**SET EXERCISE**. Restate, word for word, all of the material shown below.

--- start of EXTRACTED MATERIAL ---

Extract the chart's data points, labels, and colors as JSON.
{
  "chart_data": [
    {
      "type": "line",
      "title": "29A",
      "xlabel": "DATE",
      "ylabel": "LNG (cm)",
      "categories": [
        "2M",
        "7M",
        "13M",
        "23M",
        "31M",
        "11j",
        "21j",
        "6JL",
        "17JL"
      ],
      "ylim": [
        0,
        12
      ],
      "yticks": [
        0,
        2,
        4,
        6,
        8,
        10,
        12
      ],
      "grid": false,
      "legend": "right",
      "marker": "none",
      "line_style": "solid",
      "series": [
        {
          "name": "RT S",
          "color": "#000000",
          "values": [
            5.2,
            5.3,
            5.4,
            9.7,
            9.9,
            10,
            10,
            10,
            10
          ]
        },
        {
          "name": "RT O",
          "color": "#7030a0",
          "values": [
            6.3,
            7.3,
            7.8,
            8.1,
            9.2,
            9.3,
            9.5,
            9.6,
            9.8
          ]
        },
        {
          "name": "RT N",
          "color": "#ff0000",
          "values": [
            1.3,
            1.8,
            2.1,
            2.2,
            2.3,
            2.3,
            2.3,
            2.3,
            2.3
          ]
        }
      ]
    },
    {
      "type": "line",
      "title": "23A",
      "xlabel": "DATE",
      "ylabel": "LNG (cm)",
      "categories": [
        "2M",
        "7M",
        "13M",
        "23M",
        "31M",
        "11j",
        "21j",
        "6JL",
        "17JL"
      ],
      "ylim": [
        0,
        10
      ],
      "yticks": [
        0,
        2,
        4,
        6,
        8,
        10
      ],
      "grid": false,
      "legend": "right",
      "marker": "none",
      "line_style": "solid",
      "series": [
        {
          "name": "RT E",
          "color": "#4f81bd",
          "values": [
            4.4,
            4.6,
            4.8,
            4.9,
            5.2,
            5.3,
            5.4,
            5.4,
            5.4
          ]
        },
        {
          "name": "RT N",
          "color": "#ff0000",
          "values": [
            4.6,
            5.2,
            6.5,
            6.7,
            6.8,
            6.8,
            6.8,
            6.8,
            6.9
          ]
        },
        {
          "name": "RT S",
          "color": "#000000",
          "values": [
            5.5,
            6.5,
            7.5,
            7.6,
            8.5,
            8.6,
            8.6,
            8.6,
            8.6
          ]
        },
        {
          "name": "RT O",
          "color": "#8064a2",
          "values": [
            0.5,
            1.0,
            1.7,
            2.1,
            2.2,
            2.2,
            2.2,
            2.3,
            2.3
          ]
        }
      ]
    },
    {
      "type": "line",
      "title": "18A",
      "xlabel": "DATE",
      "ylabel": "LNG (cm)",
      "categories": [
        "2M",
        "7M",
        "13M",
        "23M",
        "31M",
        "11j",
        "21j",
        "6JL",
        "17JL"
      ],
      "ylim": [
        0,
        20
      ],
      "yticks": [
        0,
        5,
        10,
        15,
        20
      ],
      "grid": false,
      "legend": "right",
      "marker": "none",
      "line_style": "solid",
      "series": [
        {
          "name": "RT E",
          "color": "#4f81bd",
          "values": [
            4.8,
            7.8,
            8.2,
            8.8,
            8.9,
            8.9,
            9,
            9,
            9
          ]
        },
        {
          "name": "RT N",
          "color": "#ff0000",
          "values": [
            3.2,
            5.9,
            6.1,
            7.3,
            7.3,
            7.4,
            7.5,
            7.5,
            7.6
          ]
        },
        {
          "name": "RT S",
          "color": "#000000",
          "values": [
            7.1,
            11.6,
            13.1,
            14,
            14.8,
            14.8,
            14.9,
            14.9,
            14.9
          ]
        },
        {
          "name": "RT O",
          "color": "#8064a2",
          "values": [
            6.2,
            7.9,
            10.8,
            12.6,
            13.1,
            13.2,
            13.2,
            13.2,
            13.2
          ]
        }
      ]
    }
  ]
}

--- end of EXTRACTED MATERIAL ---

**FULL ANSWER**.
Extract the chart's data points, labels, and colors as JSON.
{
  "chart_data": [
    {
      "type": "line",
      "title": "29A",
      "xlabel": "DATE",
      "ylabel": "LNG (cm)",
      "categories": [
        "2M",
        "7M",
        "13M",
        "23M",
        "31M",
        "11j",
        "21j",
        "6JL",
        "17JL"
      ],
      "ylim": [
        0,
        12
      ],
      "yticks": [
        0,
        2,
        4,
        6,
        8,
        10,
        12
      ],
      "grid": false,
      "legend": "right",
      "marker": "none",
      "line_style": "solid",
      "series": [
        {
          "name": "RT S",
          "color": "#000000",
          "values": [
            5.2,
            5.3,
            5.4,
            9.7,
            9.9,
            10,
            10,
            10,
            10
          ]
        },
        {
          "name": "RT O",
          "color": "#7030a0",
          "values": [
            6.3,
            7.3,
            7.8,
            8.1,
            9.2,
            9.3,
            9.5,
            9.6,
            9.8
          ]
        },
        {
          "name": "RT N",
          "color": "#ff0000",
          "values": [
            1.3,
            1.8,
            2.1,
            2.2,
            2.3,
            2.3,
            2.3,
            2.3,
            2.3
          ]
        }
      ]
    },
    {
      "type": "line",
      "title": "23A",
      "xlabel": "DATE",
      "ylabel": "LNG (cm)",
      "categories": [
        "2M",
        "7M",
        "13M",
        "23M",
        "31M",
        "11j",
        "21j",
        "6JL",
        "17JL"
      ],
      "ylim": [
        0,
        10
      ],
      "yticks": [
        0,
        2,
        4,
        6,
        8,
        10
      ],
      "grid": false,
      "legend": "right",
      "marker": "none",
      "line_style": "solid",
      "series": [
        {
          "name": "RT E",
          "color": "#4f81bd",
          "values": [
            4.4,
            4.6,
            4.8,
            4.9,
            5.2,
            5.3,
            5.4,
            5.4,
            5.4
          ]
        },
        {
          "name": "RT N",
          "color": "#ff0000",
          "values": [
            4.6,
            5.2,
            6.5,
            6.7,
            6.8,
            6.8,
            6.8,
            6.8,
            6.9
          ]
        },
        {
          "name": "RT S",
          "color": "#000000",
          "values": [
            5.5,
            6.5,
            7.5,
            7.6,
            8.5,
            8.6,
            8.6,
            8.6,
            8.6
          ]
        },
        {
          "name": "RT O",
          "color": "#8064a2",
          "values": [
            0.5,
            1.0,
            1.7,
            2.1,
            2.2,
            2.2,
            2.2,
            2.3,
            2.3
          ]
        }
      ]
    },
    {
      "type": "line",
      "title": "18A",
      "xlabel": "DATE",
      "ylabel": "LNG (cm)",
      "categories": [
        "2M",
        "7M",
        "13M",
        "23M",
        "31M",
        "11j",
        "21j",
        "6JL",
        "17JL"
      ],
      "ylim": [
        0,
        20
      ],
      "yticks": [
        0,
        5,
        10,
        15,
        20
      ],
      "grid": false,
      "legend": "right",
      "marker": "none",
      "line_style": "solid",
      "series": [
        {
          "name": "RT E",
          "color": "#4f81bd",
          "values": [
            4.8,
            7.8,
            8.2,
            8.8,
            8.9,
            8.9,
            9,
            9,
            9
          ]
        },
        {
          "name": "RT N",
          "color": "#ff0000",
          "values": [
            3.2,
            5.9,
            6.1,
            7.3,
            7.3,
            7.4,
            7.5,
            7.5,
            7.6
          ]
        },
        {
          "name": "RT S",
          "color": "#000000",
          "values": [
            7.1,
            11.6,
            13.1,
            14,
            14.8,
            14.8,
            14.9,
            14.9,
            14.9
          ]
        },
        {
          "name": "RT O",
          "color": "#8064a2",
          "values": [
            6.2,
            7.9,
            10.8,
            12.6,
            13.1,
            13.2,
            13.2,
            13.2,
            13.2
          ]
        }
      ]
    }
  ]
}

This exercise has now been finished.